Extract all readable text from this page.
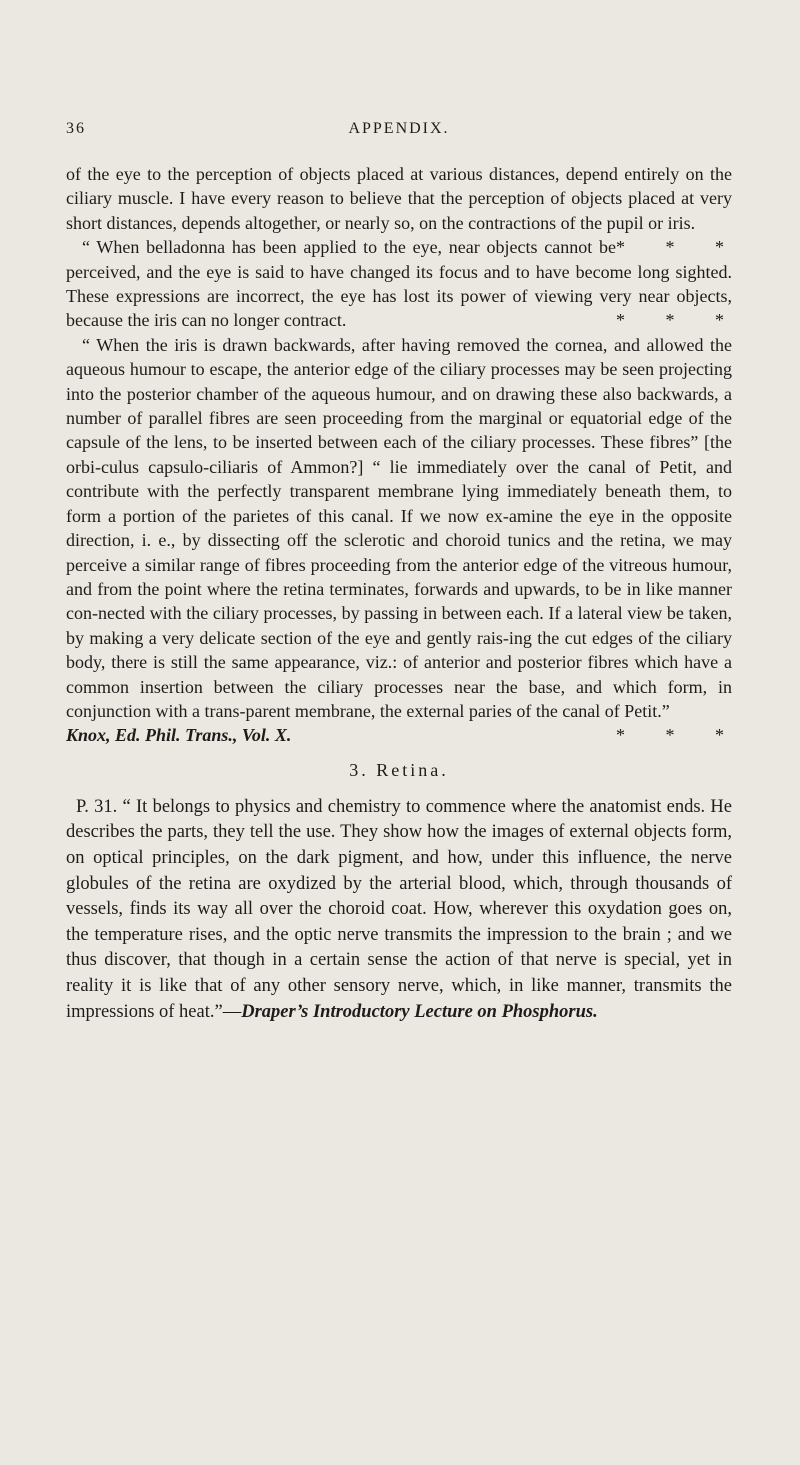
36	APPENDIX.

of the eye to the perception of objects placed at various distances, depend entirely on the ciliary muscle. I have every reason to believe that the perception of objects placed at very short distances, depends altogether, or nearly so, on the contractions of the pupil or iris.
* * *

“ When belladonna has been applied to the eye, near objects cannot be perceived, and the eye is said to have changed its focus and to have become long sighted. These expressions are incorrect, the eye has lost its power of viewing very near objects, because the iris can no longer contract.	* * *

“ When the iris is drawn backwards, after having removed the cornea, and allowed the aqueous humour to escape, the anterior edge of the ciliary processes may be seen projecting into the posterior chamber of the aqueous humour, and on drawing these also backwards, a number of parallel fibres are seen proceeding from the marginal or equatorial edge of the capsule of the lens, to be inserted between each of the ciliary processes. These fibres” [the orbi-culus capsulo-ciliaris of Ammon?] “ lie immediately over the canal of Petit, and contribute with the perfectly transparent membrane lying immediately beneath them, to form a portion of the parietes of this canal. If we now ex-amine the eye in the opposite direction, i. e., by dissecting off the sclerotic and choroid tunics and the retina, we may perceive a similar range of fibres proceeding from the anterior edge of the vitreous humour, and from the point where the retina terminates, forwards and upwards, to be in like manner con-nected with the ciliary processes, by passing in between each. If a lateral view be taken, by making a very delicate section of the eye and gently rais-ing the cut edges of the ciliary body, there is still the same appearance, viz.: of anterior and posterior fibres which have a common insertion between the ciliary processes near the base, and which form, in conjunction with a trans-parent membrane, the external paries of the canal of Petit.”
* * *

Knox, Ed. Phil. Trans., Vol. X.

3. Retina.

P. 31. “ It belongs to physics and chemistry to commence where the anatomist ends. He describes the parts, they tell the use. They show how the images of external objects form, on optical principles, on the dark pigment, and how, under this influence, the nerve globules of the retina are oxydized by the arterial blood, which, through thousands of vessels, finds its way all over the choroid coat. How, wherever this oxydation goes on, the temperature rises, and the optic nerve transmits the impression to the brain ; and we thus discover, that though in a certain sense the action of that nerve is special, yet in reality it is like that of any other sensory nerve, which, in like manner, transmits the impressions of heat.”—Draper’s Introductory Lecture on Phosphorus.
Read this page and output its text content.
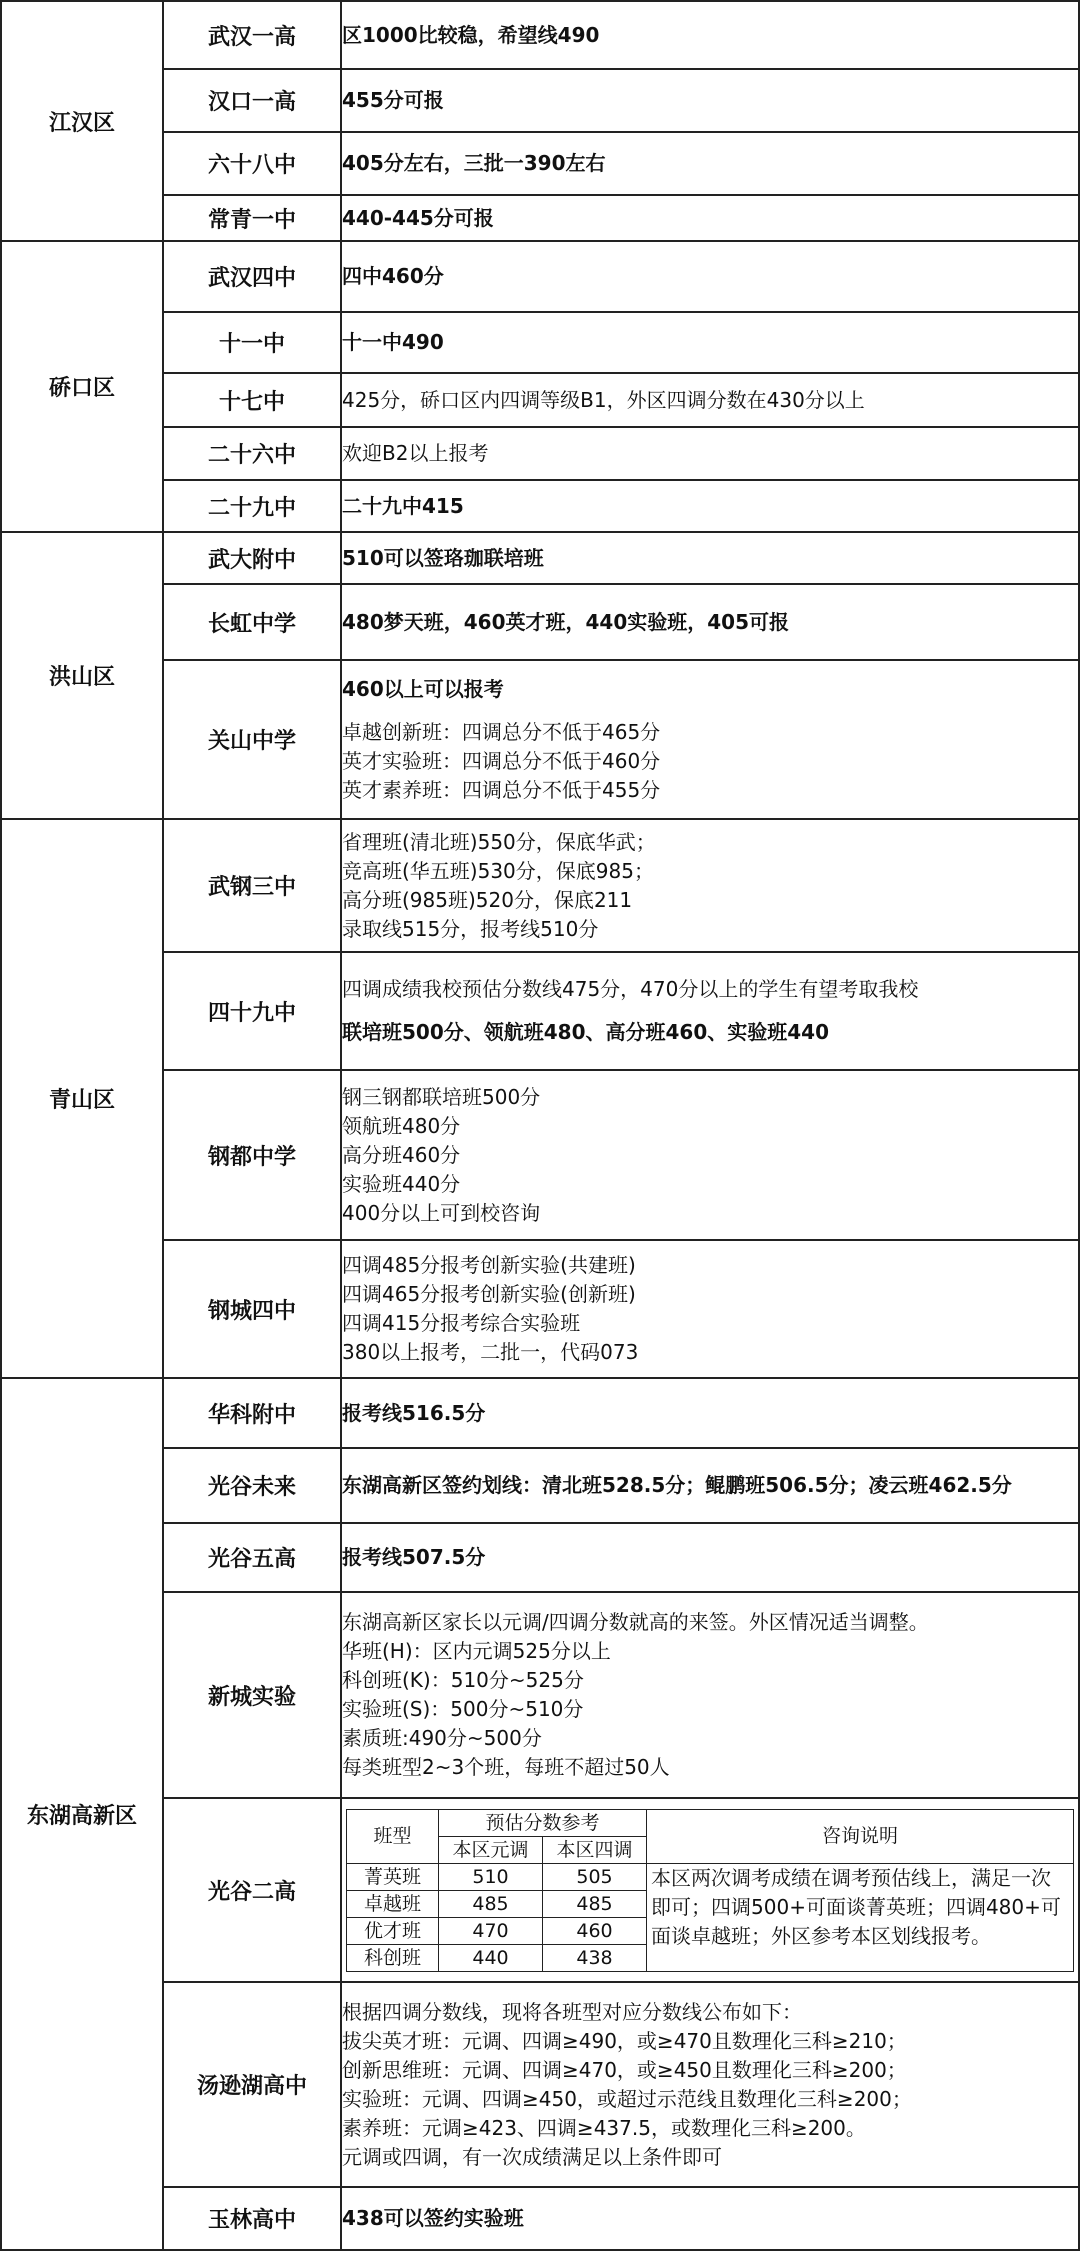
江汉区	武汉一高	区1000比较稳，希望线490

汉口一高	455分可报

六十八中	405分左右，三批一390左右

常青一中	440-445分可报

硚口区	武汉四中	四中460分

十一中	十一中490

十七中	425分，硚口区内四调等级B1，外区四调分数在430分以上

二十六中	欢迎B2以上报考

二十九中	二十九中415

洪山区	武大附中	510可以签珞珈联培班

长虹中学	480梦天班，460英才班，440实验班，405可报

关山中学	
460以上可以报考
卓越创新班：四调总分不低于465分
英才实验班：四调总分不低于460分
英才素养班：四调总分不低于455分

青山区	武钢三中	
省理班(清北班)550分，保底华武；
竞高班(华五班)530分，保底985；
高分班(985班)520分，保底211
录取线515分，报考线510分

四十九中	
四调成绩我校预估分数线475分，470分以上的学生有望考取我校
联培班500分、领航班480、高分班460、实验班440

钢都中学	
钢三钢都联培班500分
领航班480分
高分班460分
实验班440分
400分以上可到校咨询

钢城四中	
四调485分报考创新实验(共建班)
四调465分报考创新实验(创新班)
四调415分报考综合实验班
380以上报考，二批一，代码073

东湖高新区	华科附中	报考线516.5分

光谷未来	东湖高新区签约划线：清北班528.5分；鲲鹏班506.5分；凌云班462.5分

光谷五高	报考线507.5分

新城实验	
东湖高新区家长以元调/四调分数就高的来签。外区情况适当调整。
华班(H)：区内元调525分以上
科创班(K)：510分~525分
实验班(S)：500分~510分
素质班:490分~500分
每类班型2~3个班，每班不超过50人

光谷二高	
班型	预估分数参考	咨询说明
本区元调	本区四调
菁英班	510	505	本区两次调考成绩在调考预估线上，满足一次即可；四调500+可面谈菁英班；四调480+可面谈卓越班；外区参考本区划线报考。
卓越班	485	485
优才班	470	460
科创班	440	438

汤逊湖高中	
根据四调分数线，现将各班型对应分数线公布如下：
拔尖英才班：元调、四调≥490，或≥470且数理化三科≥210；
创新思维班：元调、四调≥470，或≥450且数理化三科≥200；
实验班：元调、四调≥450，或超过示范线且数理化三科≥200；
素养班：元调≥423、四调≥437.5，或数理化三科≥200。
元调或四调，有一次成绩满足以上条件即可

玉林高中	438可以签约实验班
=-=-=-=-=
**Given request**:
Identify the lines above with the word "page". Copy them.

**Task solution**:
Extract all readable text from this page.
Read this page and output its text content.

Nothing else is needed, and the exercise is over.